%%

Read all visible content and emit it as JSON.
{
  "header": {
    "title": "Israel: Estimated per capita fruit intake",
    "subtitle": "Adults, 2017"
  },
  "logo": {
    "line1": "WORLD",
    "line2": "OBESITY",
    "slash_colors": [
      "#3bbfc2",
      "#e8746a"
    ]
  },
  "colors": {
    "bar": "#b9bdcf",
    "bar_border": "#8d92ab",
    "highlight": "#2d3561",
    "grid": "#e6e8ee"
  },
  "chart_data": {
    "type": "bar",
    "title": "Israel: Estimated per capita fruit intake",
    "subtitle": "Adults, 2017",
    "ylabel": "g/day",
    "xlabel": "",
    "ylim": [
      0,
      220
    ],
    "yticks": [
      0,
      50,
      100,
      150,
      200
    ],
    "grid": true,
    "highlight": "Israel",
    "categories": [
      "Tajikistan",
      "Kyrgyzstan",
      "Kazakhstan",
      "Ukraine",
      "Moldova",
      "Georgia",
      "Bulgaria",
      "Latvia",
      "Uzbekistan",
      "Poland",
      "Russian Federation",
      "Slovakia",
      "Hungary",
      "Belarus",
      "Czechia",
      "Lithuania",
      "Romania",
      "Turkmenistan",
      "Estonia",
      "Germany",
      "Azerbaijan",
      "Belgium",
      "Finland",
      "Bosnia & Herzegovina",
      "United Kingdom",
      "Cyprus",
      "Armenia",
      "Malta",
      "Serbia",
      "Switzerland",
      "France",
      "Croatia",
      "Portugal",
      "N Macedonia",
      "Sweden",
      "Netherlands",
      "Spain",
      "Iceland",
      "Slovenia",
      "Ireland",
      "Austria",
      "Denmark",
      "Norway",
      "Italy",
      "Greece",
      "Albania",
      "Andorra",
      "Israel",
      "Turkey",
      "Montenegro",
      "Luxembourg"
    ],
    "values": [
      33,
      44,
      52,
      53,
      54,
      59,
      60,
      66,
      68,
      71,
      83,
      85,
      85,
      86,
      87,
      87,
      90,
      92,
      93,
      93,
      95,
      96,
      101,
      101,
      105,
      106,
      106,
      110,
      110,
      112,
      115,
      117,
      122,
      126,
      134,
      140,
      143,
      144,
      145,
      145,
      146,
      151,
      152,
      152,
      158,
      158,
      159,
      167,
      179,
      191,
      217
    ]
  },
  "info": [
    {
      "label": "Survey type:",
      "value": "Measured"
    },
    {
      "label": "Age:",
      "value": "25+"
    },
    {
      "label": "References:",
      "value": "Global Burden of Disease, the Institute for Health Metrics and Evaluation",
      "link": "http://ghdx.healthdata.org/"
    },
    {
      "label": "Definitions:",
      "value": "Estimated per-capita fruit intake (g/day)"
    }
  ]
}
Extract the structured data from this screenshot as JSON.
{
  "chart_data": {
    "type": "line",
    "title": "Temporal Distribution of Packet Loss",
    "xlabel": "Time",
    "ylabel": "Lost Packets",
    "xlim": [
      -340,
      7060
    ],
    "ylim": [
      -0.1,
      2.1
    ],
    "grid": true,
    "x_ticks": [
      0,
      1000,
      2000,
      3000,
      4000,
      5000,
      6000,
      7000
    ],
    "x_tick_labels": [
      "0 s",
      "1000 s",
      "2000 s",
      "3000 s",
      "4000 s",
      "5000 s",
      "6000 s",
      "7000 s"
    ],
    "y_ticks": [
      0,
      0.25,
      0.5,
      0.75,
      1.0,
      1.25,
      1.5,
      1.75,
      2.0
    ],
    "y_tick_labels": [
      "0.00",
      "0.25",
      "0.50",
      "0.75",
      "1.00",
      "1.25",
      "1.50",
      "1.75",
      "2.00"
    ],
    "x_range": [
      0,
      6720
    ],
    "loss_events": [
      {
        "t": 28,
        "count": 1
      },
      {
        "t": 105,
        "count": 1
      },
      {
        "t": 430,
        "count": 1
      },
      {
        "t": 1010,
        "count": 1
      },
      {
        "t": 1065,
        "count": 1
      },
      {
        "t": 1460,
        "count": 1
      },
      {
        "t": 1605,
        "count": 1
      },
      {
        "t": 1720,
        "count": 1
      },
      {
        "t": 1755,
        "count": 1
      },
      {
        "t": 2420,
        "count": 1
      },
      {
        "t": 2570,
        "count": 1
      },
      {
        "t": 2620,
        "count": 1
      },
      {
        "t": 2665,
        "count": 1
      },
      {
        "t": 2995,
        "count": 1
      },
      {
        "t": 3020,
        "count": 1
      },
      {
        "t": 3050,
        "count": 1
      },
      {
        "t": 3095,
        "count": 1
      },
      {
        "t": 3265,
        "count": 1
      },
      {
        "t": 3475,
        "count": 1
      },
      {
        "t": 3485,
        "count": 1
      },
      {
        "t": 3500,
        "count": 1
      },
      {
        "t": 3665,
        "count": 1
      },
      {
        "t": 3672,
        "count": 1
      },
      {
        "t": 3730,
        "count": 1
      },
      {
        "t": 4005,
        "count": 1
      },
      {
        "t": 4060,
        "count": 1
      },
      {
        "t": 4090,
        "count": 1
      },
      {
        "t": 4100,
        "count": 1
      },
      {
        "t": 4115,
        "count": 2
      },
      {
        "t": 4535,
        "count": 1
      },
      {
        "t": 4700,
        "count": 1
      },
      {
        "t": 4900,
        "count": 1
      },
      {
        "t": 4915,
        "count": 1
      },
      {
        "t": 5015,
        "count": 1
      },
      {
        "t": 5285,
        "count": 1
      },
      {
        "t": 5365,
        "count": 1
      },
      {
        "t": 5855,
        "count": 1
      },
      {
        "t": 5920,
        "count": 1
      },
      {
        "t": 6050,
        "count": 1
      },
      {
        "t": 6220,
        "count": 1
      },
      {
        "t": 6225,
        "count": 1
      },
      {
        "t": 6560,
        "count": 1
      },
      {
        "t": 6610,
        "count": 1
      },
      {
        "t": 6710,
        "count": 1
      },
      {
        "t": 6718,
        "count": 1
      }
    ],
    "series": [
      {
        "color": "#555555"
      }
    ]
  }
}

%%

Only lines that contain the word "highlight" are wanted; copy each of them.

Task response:
    "highlight": "#2d3561",
    "highlight": "Israel",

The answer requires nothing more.